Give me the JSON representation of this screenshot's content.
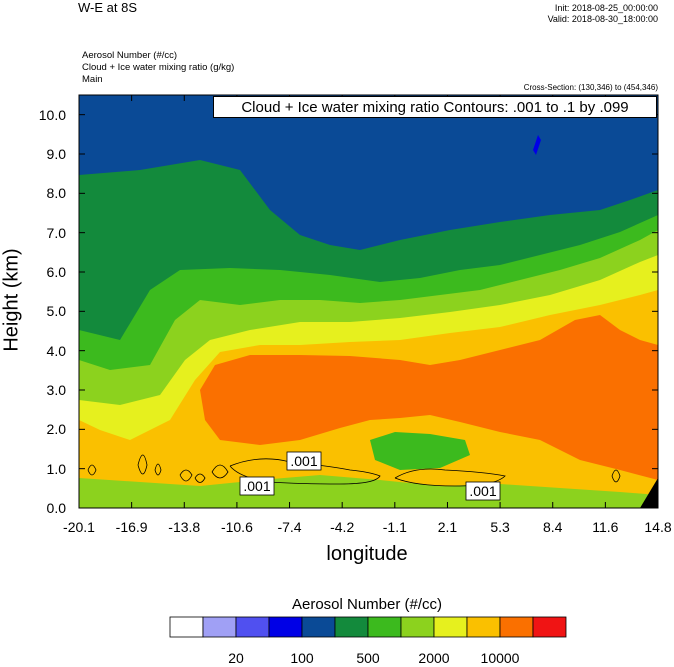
{
  "header": {
    "title": "W-E at 8S",
    "init": "Init: 2018-08-25_00:00:00",
    "valid": "Valid: 2018-08-30_18:00:00",
    "field1": "Aerosol Number   (#/cc)",
    "field2": "Cloud + Ice water mixing ratio   (g/kg)",
    "field3": "Main",
    "cross_section": "Cross-Section: (130,346) to (454,346)",
    "contour_label": "Cloud + Ice water mixing ratio Contours: .001 to .1 by .099"
  },
  "chart_data": {
    "type": "heatmap",
    "xlabel": "longitude",
    "ylabel": "Height (km)",
    "x_ticks": [
      "-20.1",
      "-16.9",
      "-13.8",
      "-10.6",
      "-7.4",
      "-4.2",
      "-1.1",
      "2.1",
      "5.3",
      "8.4",
      "11.6",
      "14.8"
    ],
    "y_ticks": [
      "0.0",
      "1.0",
      "2.0",
      "3.0",
      "4.0",
      "5.0",
      "6.0",
      "7.0",
      "8.0",
      "9.0",
      "10.0"
    ],
    "ylim": [
      0,
      10.5
    ],
    "xlim": [
      -20.1,
      14.8
    ],
    "contour_labels": [
      ".001",
      ".001",
      ".001"
    ],
    "colorbar": {
      "title": "Aerosol Number  (#/cc)",
      "colors": [
        "#ffffff",
        "#a0a0f5",
        "#5050f0",
        "#0000e6",
        "#0a4a96",
        "#138a3c",
        "#3cba1e",
        "#8cd21e",
        "#e6f01e",
        "#fac000",
        "#fa7000",
        "#f01414"
      ],
      "tick_labels": [
        "20",
        "100",
        "500",
        "2000",
        "10000"
      ],
      "tick_boundaries": [
        2,
        4,
        6,
        8,
        10
      ]
    },
    "field_colors": {
      "upper": "#0a4a96",
      "green": "#138a3c",
      "lightgreen": "#3cba1e",
      "yellowgreen": "#8cd21e",
      "yellow": "#e6f01e",
      "orange": "#fac000",
      "darkorange": "#fa7000",
      "black": "#000000"
    }
  }
}
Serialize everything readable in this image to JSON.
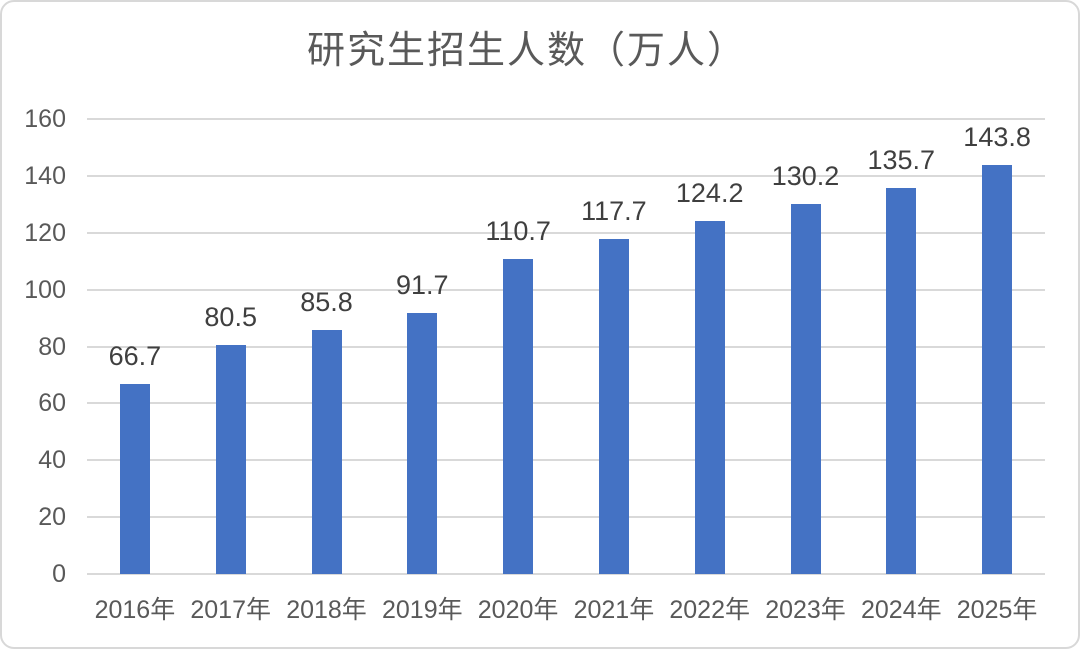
{
  "chart_data": {
    "type": "bar",
    "title": "研究生招生人数（万人）",
    "categories": [
      "2016年",
      "2017年",
      "2018年",
      "2019年",
      "2020年",
      "2021年",
      "2022年",
      "2023年",
      "2024年",
      "2025年"
    ],
    "values": [
      66.7,
      80.5,
      85.8,
      91.7,
      110.7,
      117.7,
      124.2,
      130.2,
      135.7,
      143.8
    ],
    "data_labels": [
      "66.7",
      "80.5",
      "85.8",
      "91.7",
      "110.7",
      "117.7",
      "124.2",
      "130.2",
      "135.7",
      "143.8"
    ],
    "xlabel": "",
    "ylabel": "",
    "ylim": [
      0,
      160
    ],
    "y_ticks": [
      0,
      20,
      40,
      60,
      80,
      100,
      120,
      140,
      160
    ],
    "grid": true,
    "legend": false,
    "bar_color": "#4472C4"
  },
  "colors": {
    "bar": "#4472C4",
    "gridline": "#D9D9D9",
    "axis_text": "#595959",
    "data_label_text": "#3F3F3F",
    "title_text": "#595959",
    "background": "#FFFFFF",
    "card_border": "#D8D8D8"
  }
}
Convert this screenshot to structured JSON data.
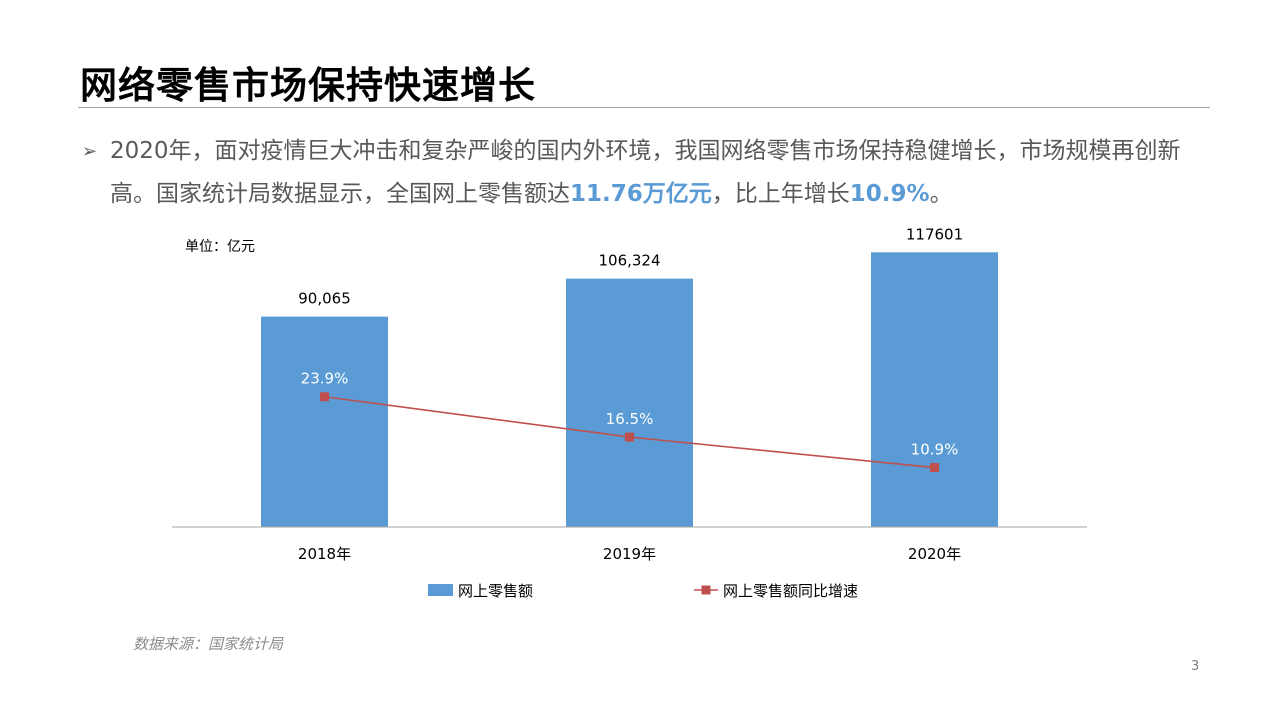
{
  "slide": {
    "title": "网络零售市场保持快速增长",
    "page_number": "3"
  },
  "bullet": {
    "marker": "➢",
    "text_before": "2020年，面对疫情巨大冲击和复杂严峻的国内外环境，我国网络零售市场保持稳健增长，市场规模再创新高。国家统计局数据显示，全国网上零售额达",
    "highlight_amount": "11.76万亿元",
    "text_middle": "，比上年增长",
    "highlight_growth": "10.9%",
    "text_end": "。"
  },
  "colors": {
    "bar": "#5b9bd5",
    "line": "#c0504d",
    "highlight": "#5b9bd5"
  },
  "chart_data": {
    "type": "bar+line",
    "unit_label": "单位：亿元",
    "categories": [
      "2018年",
      "2019年",
      "2020年"
    ],
    "series": [
      {
        "name": "网上零售额",
        "type": "bar",
        "values": [
          90065,
          106324,
          117601
        ],
        "data_labels": [
          "90,065",
          "106,324",
          "117601"
        ]
      },
      {
        "name": "网上零售额同比增速",
        "type": "line",
        "values": [
          23.9,
          16.5,
          10.9
        ],
        "data_labels": [
          "23.9%",
          "16.5%",
          "10.9%"
        ]
      }
    ],
    "primary_ylim": [
      0,
      140000
    ],
    "secondary_ylim": [
      0,
      60
    ],
    "legend_position": "bottom",
    "grid": false
  },
  "source": "数据来源：国家统计局"
}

* * * * *

*DESCRIPTION OF THE TASK*: Copy the entries above faithfully and omit every image.

*RESULT BELOW*:
Give me the JSON representation of this screenshot's content.
{
  "header": {
    "title": "W-E at 8S",
    "init": "Init: 2018-08-25_00:00:00",
    "valid": "Valid: 2018-08-30_18:00:00",
    "field1": "Aerosol Number   (#/cc)",
    "field2": "Cloud + Ice water mixing ratio   (g/kg)",
    "field3": "Main",
    "cross_section": "Cross-Section: (130,346) to (454,346)",
    "contour_label": "Cloud + Ice water mixing ratio Contours: .001 to .1 by .099"
  },
  "chart_data": {
    "type": "heatmap",
    "xlabel": "longitude",
    "ylabel": "Height (km)",
    "x_ticks": [
      "-20.1",
      "-16.9",
      "-13.8",
      "-10.6",
      "-7.4",
      "-4.2",
      "-1.1",
      "2.1",
      "5.3",
      "8.4",
      "11.6",
      "14.8"
    ],
    "y_ticks": [
      "0.0",
      "1.0",
      "2.0",
      "3.0",
      "4.0",
      "5.0",
      "6.0",
      "7.0",
      "8.0",
      "9.0",
      "10.0"
    ],
    "ylim": [
      0,
      10.5
    ],
    "xlim": [
      -20.1,
      14.8
    ],
    "contour_labels": [
      ".001",
      ".001",
      ".001"
    ],
    "colorbar": {
      "title": "Aerosol Number  (#/cc)",
      "colors": [
        "#ffffff",
        "#a0a0f5",
        "#5050f0",
        "#0000e6",
        "#0a4a96",
        "#138a3c",
        "#3cba1e",
        "#8cd21e",
        "#e6f01e",
        "#fac000",
        "#fa7000",
        "#f01414"
      ],
      "tick_labels": [
        "20",
        "100",
        "500",
        "2000",
        "10000"
      ],
      "tick_boundaries": [
        2,
        4,
        6,
        8,
        10
      ]
    },
    "field_colors": {
      "upper": "#0a4a96",
      "green": "#138a3c",
      "lightgreen": "#3cba1e",
      "yellowgreen": "#8cd21e",
      "yellow": "#e6f01e",
      "orange": "#fac000",
      "darkorange": "#fa7000",
      "black": "#000000"
    }
  }
}
Serialize everything readable in this image to JSON.
{
  "chart_data": {
    "type": "bar",
    "title": "研究生招生人数（万人）",
    "categories": [
      "2016年",
      "2017年",
      "2018年",
      "2019年",
      "2020年",
      "2021年",
      "2022年",
      "2023年",
      "2024年",
      "2025年"
    ],
    "values": [
      66.7,
      80.5,
      85.8,
      91.7,
      110.7,
      117.7,
      124.2,
      130.2,
      135.7,
      143.8
    ],
    "data_labels": [
      "66.7",
      "80.5",
      "85.8",
      "91.7",
      "110.7",
      "117.7",
      "124.2",
      "130.2",
      "135.7",
      "143.8"
    ],
    "xlabel": "",
    "ylabel": "",
    "ylim": [
      0,
      160
    ],
    "y_ticks": [
      0,
      20,
      40,
      60,
      80,
      100,
      120,
      140,
      160
    ],
    "grid": true,
    "legend": false,
    "bar_color": "#4472C4"
  },
  "colors": {
    "bar": "#4472C4",
    "gridline": "#D9D9D9",
    "axis_text": "#595959",
    "data_label_text": "#3F3F3F",
    "title_text": "#595959",
    "background": "#FFFFFF",
    "card_border": "#D8D8D8"
  }
}
Convert this screenshot to structured JSON data.
{
  "slide": {
    "title": "网络零售市场保持快速增长",
    "page_number": "3"
  },
  "bullet": {
    "marker": "➢",
    "text_before": "2020年，面对疫情巨大冲击和复杂严峻的国内外环境，我国网络零售市场保持稳健增长，市场规模再创新高。国家统计局数据显示，全国网上零售额达",
    "highlight_amount": "11.76万亿元",
    "text_middle": "，比上年增长",
    "highlight_growth": "10.9%",
    "text_end": "。"
  },
  "colors": {
    "bar": "#5b9bd5",
    "line": "#c0504d",
    "highlight": "#5b9bd5"
  },
  "chart_data": {
    "type": "bar+line",
    "unit_label": "单位：亿元",
    "categories": [
      "2018年",
      "2019年",
      "2020年"
    ],
    "series": [
      {
        "name": "网上零售额",
        "type": "bar",
        "values": [
          90065,
          106324,
          117601
        ],
        "data_labels": [
          "90,065",
          "106,324",
          "117601"
        ]
      },
      {
        "name": "网上零售额同比增速",
        "type": "line",
        "values": [
          23.9,
          16.5,
          10.9
        ],
        "data_labels": [
          "23.9%",
          "16.5%",
          "10.9%"
        ]
      }
    ],
    "primary_ylim": [
      0,
      140000
    ],
    "secondary_ylim": [
      0,
      60
    ],
    "legend_position": "bottom",
    "grid": false
  },
  "source": "数据来源：国家统计局"
}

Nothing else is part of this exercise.